### Your goal
Bring together all lines of the material below that contain the string "Read".

### Material for the task
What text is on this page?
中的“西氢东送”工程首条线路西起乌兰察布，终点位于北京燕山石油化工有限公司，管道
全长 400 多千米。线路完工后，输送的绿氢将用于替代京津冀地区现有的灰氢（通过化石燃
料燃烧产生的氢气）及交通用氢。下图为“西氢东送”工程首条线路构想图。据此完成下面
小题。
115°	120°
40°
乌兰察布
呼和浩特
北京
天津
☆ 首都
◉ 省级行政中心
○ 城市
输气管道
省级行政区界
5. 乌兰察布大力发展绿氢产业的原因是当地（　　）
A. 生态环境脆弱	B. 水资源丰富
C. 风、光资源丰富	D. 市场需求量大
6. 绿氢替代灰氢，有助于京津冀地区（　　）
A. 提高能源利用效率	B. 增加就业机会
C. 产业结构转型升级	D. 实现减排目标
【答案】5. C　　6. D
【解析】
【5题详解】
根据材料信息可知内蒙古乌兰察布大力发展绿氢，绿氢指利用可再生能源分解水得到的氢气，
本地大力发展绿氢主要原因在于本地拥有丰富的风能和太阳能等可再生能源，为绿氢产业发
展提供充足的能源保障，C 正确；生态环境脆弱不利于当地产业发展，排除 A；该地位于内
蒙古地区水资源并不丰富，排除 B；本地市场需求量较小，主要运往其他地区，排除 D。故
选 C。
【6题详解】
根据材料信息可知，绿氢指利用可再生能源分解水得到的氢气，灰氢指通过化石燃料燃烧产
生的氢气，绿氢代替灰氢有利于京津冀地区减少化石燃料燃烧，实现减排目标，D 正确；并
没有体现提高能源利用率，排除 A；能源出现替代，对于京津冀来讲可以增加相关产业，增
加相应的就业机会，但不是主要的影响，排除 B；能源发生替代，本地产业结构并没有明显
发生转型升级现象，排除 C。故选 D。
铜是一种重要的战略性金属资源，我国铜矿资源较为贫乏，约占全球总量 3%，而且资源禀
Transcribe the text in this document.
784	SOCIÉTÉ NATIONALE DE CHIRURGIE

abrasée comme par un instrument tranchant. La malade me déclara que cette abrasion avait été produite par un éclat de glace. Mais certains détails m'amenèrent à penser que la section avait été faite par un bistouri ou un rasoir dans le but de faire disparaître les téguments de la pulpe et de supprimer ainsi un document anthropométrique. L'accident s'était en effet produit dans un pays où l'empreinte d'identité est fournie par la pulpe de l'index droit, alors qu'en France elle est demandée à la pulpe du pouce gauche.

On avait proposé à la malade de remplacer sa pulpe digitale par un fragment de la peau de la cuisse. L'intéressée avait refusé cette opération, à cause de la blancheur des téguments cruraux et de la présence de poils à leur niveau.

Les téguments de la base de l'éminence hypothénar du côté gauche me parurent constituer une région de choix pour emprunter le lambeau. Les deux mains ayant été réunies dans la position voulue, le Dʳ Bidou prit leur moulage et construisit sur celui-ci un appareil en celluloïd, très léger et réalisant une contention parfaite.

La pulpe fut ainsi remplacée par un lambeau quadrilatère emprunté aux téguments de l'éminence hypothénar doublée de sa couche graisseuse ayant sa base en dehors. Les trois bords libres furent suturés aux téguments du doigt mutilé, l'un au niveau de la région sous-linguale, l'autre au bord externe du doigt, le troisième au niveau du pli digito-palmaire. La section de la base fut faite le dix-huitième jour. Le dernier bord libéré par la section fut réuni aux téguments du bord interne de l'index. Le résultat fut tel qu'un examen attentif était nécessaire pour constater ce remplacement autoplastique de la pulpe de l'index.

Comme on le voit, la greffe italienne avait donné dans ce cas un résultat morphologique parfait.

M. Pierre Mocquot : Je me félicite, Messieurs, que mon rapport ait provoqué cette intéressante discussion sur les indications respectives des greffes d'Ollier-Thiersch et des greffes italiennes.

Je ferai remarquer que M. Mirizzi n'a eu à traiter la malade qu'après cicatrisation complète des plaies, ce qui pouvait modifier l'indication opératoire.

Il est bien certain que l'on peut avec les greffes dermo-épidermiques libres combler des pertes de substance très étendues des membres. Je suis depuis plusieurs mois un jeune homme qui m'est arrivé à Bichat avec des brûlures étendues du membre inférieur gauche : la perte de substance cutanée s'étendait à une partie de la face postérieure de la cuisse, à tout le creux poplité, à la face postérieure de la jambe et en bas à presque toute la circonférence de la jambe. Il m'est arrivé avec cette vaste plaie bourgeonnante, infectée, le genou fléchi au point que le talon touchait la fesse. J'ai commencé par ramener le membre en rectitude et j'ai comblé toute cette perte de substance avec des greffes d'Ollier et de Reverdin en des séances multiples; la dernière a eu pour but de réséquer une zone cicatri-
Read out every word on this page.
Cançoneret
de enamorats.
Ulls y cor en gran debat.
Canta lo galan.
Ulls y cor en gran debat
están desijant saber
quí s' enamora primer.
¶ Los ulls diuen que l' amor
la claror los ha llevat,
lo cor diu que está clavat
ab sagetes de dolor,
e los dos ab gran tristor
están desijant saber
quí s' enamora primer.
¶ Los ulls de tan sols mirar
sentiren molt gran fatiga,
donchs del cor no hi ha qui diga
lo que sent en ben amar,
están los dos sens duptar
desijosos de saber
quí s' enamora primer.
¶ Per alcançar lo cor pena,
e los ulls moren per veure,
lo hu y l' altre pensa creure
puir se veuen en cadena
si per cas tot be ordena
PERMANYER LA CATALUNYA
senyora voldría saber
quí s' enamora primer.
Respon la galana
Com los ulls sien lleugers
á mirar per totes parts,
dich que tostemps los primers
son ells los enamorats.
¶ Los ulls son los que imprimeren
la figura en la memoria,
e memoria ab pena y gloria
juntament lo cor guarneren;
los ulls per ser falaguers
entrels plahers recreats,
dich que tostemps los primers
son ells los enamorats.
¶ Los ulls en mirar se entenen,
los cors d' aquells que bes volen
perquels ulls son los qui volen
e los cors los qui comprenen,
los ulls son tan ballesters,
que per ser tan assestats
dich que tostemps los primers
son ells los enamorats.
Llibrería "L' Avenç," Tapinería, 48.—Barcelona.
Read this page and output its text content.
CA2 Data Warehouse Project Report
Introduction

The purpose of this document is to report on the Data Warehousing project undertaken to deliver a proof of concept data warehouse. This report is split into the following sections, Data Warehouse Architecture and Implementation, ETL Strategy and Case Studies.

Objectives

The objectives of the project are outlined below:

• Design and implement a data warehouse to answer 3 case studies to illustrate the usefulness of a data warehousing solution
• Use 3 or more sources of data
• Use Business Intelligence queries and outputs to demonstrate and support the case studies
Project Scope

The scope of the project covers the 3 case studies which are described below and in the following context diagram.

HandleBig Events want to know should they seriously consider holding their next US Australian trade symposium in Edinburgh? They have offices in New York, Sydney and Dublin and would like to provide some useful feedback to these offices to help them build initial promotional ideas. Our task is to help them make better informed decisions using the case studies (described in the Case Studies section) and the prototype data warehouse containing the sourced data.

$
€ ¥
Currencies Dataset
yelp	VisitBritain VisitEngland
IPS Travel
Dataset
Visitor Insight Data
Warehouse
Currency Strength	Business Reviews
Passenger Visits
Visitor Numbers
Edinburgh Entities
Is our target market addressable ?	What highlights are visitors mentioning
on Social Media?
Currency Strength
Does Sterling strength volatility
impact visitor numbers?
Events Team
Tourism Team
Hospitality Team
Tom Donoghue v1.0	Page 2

### Answer to the problem
Read out every word on this page.
Read this page and output its text content.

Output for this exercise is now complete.